- **Source records**:
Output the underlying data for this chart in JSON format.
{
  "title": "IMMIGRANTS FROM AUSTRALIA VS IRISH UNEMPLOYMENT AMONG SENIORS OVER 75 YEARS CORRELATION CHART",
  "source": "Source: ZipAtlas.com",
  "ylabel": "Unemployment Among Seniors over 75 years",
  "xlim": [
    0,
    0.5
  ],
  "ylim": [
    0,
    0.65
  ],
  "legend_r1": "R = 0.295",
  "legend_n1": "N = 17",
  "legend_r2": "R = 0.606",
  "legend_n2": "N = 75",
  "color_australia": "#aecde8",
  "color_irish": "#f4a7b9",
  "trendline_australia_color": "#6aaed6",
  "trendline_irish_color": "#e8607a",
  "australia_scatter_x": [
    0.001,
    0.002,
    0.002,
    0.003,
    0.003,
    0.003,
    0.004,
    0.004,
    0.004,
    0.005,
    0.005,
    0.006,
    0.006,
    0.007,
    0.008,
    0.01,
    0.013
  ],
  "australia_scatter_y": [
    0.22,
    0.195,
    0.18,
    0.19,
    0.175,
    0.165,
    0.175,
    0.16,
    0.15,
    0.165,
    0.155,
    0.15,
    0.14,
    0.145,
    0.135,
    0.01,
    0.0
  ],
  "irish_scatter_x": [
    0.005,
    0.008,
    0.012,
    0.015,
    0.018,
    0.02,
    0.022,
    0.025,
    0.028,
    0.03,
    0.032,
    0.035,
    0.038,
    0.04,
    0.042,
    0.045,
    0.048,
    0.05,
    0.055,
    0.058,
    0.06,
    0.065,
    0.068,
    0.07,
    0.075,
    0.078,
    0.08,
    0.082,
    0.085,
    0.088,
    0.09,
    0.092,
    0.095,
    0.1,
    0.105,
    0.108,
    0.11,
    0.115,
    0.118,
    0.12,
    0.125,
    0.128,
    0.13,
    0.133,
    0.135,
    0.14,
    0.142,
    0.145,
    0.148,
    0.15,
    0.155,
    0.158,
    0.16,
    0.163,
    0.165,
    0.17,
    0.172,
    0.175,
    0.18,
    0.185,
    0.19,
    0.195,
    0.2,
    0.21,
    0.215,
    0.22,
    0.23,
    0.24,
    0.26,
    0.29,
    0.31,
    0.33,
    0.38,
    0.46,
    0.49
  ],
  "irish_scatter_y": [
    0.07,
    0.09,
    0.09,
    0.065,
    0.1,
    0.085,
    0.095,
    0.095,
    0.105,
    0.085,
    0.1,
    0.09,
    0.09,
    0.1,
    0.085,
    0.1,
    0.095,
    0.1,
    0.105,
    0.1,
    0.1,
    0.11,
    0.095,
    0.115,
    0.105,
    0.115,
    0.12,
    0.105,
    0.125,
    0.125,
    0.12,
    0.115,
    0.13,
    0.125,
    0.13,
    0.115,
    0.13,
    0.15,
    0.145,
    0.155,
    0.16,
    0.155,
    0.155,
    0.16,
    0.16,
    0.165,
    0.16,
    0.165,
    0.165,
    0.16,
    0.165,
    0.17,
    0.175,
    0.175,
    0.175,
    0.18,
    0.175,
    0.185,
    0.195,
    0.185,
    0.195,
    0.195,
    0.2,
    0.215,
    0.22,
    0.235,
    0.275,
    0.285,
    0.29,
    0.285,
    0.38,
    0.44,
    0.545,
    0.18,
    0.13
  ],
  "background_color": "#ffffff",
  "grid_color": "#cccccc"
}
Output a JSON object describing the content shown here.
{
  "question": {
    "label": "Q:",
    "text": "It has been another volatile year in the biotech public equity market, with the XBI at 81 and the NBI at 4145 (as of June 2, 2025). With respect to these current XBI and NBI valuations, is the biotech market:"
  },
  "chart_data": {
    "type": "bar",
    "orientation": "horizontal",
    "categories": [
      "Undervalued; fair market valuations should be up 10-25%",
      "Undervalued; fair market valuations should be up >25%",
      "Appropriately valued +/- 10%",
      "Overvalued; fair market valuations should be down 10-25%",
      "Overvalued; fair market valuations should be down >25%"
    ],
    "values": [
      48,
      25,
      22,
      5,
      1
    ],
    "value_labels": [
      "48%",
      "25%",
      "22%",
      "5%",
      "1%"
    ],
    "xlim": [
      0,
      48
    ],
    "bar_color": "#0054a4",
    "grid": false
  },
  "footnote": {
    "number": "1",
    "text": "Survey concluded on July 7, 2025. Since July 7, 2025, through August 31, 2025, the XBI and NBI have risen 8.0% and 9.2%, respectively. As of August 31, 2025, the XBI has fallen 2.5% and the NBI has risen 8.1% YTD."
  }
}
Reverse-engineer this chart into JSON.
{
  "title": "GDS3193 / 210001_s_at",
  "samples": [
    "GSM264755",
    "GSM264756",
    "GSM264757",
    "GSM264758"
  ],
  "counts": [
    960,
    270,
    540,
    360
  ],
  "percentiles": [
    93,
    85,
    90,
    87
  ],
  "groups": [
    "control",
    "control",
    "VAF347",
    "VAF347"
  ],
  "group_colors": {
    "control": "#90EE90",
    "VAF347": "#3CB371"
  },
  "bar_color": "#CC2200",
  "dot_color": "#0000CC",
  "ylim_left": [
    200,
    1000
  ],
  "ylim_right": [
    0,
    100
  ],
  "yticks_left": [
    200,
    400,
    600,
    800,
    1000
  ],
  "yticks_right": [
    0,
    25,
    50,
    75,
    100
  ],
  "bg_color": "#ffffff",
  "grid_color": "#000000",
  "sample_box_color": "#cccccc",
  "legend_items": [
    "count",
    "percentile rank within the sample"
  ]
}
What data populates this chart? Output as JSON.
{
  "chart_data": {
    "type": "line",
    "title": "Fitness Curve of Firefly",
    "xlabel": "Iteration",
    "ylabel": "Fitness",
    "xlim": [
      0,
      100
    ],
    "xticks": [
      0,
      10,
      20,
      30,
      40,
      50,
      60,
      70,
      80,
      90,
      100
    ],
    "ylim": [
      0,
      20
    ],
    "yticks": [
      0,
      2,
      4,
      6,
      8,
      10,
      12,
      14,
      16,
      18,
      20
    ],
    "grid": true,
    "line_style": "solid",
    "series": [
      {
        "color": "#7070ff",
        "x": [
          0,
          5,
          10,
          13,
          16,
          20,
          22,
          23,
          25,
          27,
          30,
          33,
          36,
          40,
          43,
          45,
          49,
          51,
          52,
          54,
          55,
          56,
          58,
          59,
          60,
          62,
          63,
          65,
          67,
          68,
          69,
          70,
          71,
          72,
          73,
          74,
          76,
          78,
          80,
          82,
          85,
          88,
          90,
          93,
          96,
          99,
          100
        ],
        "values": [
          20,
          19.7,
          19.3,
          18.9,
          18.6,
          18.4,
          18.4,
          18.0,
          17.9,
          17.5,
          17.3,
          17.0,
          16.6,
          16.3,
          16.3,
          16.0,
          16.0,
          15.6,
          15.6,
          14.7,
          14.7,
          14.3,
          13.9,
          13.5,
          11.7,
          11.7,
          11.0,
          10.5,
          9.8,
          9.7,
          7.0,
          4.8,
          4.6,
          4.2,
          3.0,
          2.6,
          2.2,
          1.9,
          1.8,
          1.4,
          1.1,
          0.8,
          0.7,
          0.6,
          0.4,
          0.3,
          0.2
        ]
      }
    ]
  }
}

- **Aim**: Reproduce all of the entries word for word.

- **The solution**:
Output the underlying data for this chart in JSON format.
{
  "title": "IMMIGRANTS FROM AUSTRALIA VS IRISH UNEMPLOYMENT AMONG SENIORS OVER 75 YEARS CORRELATION CHART",
  "source": "Source: ZipAtlas.com",
  "ylabel": "Unemployment Among Seniors over 75 years",
  "xlim": [
    0,
    0.5
  ],
  "ylim": [
    0,
    0.65
  ],
  "legend_r1": "R = 0.295",
  "legend_n1": "N = 17",
  "legend_r2": "R = 0.606",
  "legend_n2": "N = 75",
  "color_australia": "#aecde8",
  "color_irish": "#f4a7b9",
  "trendline_australia_color": "#6aaed6",
  "trendline_irish_color": "#e8607a",
  "australia_scatter_x": [
    0.001,
    0.002,
    0.002,
    0.003,
    0.003,
    0.003,
    0.004,
    0.004,
    0.004,
    0.005,
    0.005,
    0.006,
    0.006,
    0.007,
    0.008,
    0.01,
    0.013
  ],
  "australia_scatter_y": [
    0.22,
    0.195,
    0.18,
    0.19,
    0.175,
    0.165,
    0.175,
    0.16,
    0.15,
    0.165,
    0.155,
    0.15,
    0.14,
    0.145,
    0.135,
    0.01,
    0.0
  ],
  "irish_scatter_x": [
    0.005,
    0.008,
    0.012,
    0.015,
    0.018,
    0.02,
    0.022,
    0.025,
    0.028,
    0.03,
    0.032,
    0.035,
    0.038,
    0.04,
    0.042,
    0.045,
    0.048,
    0.05,
    0.055,
    0.058,
    0.06,
    0.065,
    0.068,
    0.07,
    0.075,
    0.078,
    0.08,
    0.082,
    0.085,
    0.088,
    0.09,
    0.092,
    0.095,
    0.1,
    0.105,
    0.108,
    0.11,
    0.115,
    0.118,
    0.12,
    0.125,
    0.128,
    0.13,
    0.133,
    0.135,
    0.14,
    0.142,
    0.145,
    0.148,
    0.15,
    0.155,
    0.158,
    0.16,
    0.163,
    0.165,
    0.17,
    0.172,
    0.175,
    0.18,
    0.185,
    0.19,
    0.195,
    0.2,
    0.21,
    0.215,
    0.22,
    0.23,
    0.24,
    0.26,
    0.29,
    0.31,
    0.33,
    0.38,
    0.46,
    0.49
  ],
  "irish_scatter_y": [
    0.07,
    0.09,
    0.09,
    0.065,
    0.1,
    0.085,
    0.095,
    0.095,
    0.105,
    0.085,
    0.1,
    0.09,
    0.09,
    0.1,
    0.085,
    0.1,
    0.095,
    0.1,
    0.105,
    0.1,
    0.1,
    0.11,
    0.095,
    0.115,
    0.105,
    0.115,
    0.12,
    0.105,
    0.125,
    0.125,
    0.12,
    0.115,
    0.13,
    0.125,
    0.13,
    0.115,
    0.13,
    0.15,
    0.145,
    0.155,
    0.16,
    0.155,
    0.155,
    0.16,
    0.16,
    0.165,
    0.16,
    0.165,
    0.165,
    0.16,
    0.165,
    0.17,
    0.175,
    0.175,
    0.175,
    0.18,
    0.175,
    0.185,
    0.195,
    0.185,
    0.195,
    0.195,
    0.2,
    0.215,
    0.22,
    0.235,
    0.275,
    0.285,
    0.29,
    0.285,
    0.38,
    0.44,
    0.545,
    0.18,
    0.13
  ],
  "background_color": "#ffffff",
  "grid_color": "#cccccc"
}
Output a JSON object describing the content shown here.
{
  "question": {
    "label": "Q:",
    "text": "It has been another volatile year in the biotech public equity market, with the XBI at 81 and the NBI at 4145 (as of June 2, 2025). With respect to these current XBI and NBI valuations, is the biotech market:"
  },
  "chart_data": {
    "type": "bar",
    "orientation": "horizontal",
    "categories": [
      "Undervalued; fair market valuations should be up 10-25%",
      "Undervalued; fair market valuations should be up >25%",
      "Appropriately valued +/- 10%",
      "Overvalued; fair market valuations should be down 10-25%",
      "Overvalued; fair market valuations should be down >25%"
    ],
    "values": [
      48,
      25,
      22,
      5,
      1
    ],
    "value_labels": [
      "48%",
      "25%",
      "22%",
      "5%",
      "1%"
    ],
    "xlim": [
      0,
      48
    ],
    "bar_color": "#0054a4",
    "grid": false
  },
  "footnote": {
    "number": "1",
    "text": "Survey concluded on July 7, 2025. Since July 7, 2025, through August 31, 2025, the XBI and NBI have risen 8.0% and 9.2%, respectively. As of August 31, 2025, the XBI has fallen 2.5% and the NBI has risen 8.1% YTD."
  }
}
Reverse-engineer this chart into JSON.
{
  "title": "GDS3193 / 210001_s_at",
  "samples": [
    "GSM264755",
    "GSM264756",
    "GSM264757",
    "GSM264758"
  ],
  "counts": [
    960,
    270,
    540,
    360
  ],
  "percentiles": [
    93,
    85,
    90,
    87
  ],
  "groups": [
    "control",
    "control",
    "VAF347",
    "VAF347"
  ],
  "group_colors": {
    "control": "#90EE90",
    "VAF347": "#3CB371"
  },
  "bar_color": "#CC2200",
  "dot_color": "#0000CC",
  "ylim_left": [
    200,
    1000
  ],
  "ylim_right": [
    0,
    100
  ],
  "yticks_left": [
    200,
    400,
    600,
    800,
    1000
  ],
  "yticks_right": [
    0,
    25,
    50,
    75,
    100
  ],
  "bg_color": "#ffffff",
  "grid_color": "#000000",
  "sample_box_color": "#cccccc",
  "legend_items": [
    "count",
    "percentile rank within the sample"
  ]
}
What data populates this chart? Output as JSON.
{
  "chart_data": {
    "type": "line",
    "title": "Fitness Curve of Firefly",
    "xlabel": "Iteration",
    "ylabel": "Fitness",
    "xlim": [
      0,
      100
    ],
    "xticks": [
      0,
      10,
      20,
      30,
      40,
      50,
      60,
      70,
      80,
      90,
      100
    ],
    "ylim": [
      0,
      20
    ],
    "yticks": [
      0,
      2,
      4,
      6,
      8,
      10,
      12,
      14,
      16,
      18,
      20
    ],
    "grid": true,
    "line_style": "solid",
    "series": [
      {
        "color": "#7070ff",
        "x": [
          0,
          5,
          10,
          13,
          16,
          20,
          22,
          23,
          25,
          27,
          30,
          33,
          36,
          40,
          43,
          45,
          49,
          51,
          52,
          54,
          55,
          56,
          58,
          59,
          60,
          62,
          63,
          65,
          67,
          68,
          69,
          70,
          71,
          72,
          73,
          74,
          76,
          78,
          80,
          82,
          85,
          88,
          90,
          93,
          96,
          99,
          100
        ],
        "values": [
          20,
          19.7,
          19.3,
          18.9,
          18.6,
          18.4,
          18.4,
          18.0,
          17.9,
          17.5,
          17.3,
          17.0,
          16.6,
          16.3,
          16.3,
          16.0,
          16.0,
          15.6,
          15.6,
          14.7,
          14.7,
          14.3,
          13.9,
          13.5,
          11.7,
          11.7,
          11.0,
          10.5,
          9.8,
          9.7,
          7.0,
          4.8,
          4.6,
          4.2,
          3.0,
          2.6,
          2.2,
          1.9,
          1.8,
          1.4,
          1.1,
          0.8,
          0.7,
          0.6,
          0.4,
          0.3,
          0.2
        ]
      }
    ]
  }
}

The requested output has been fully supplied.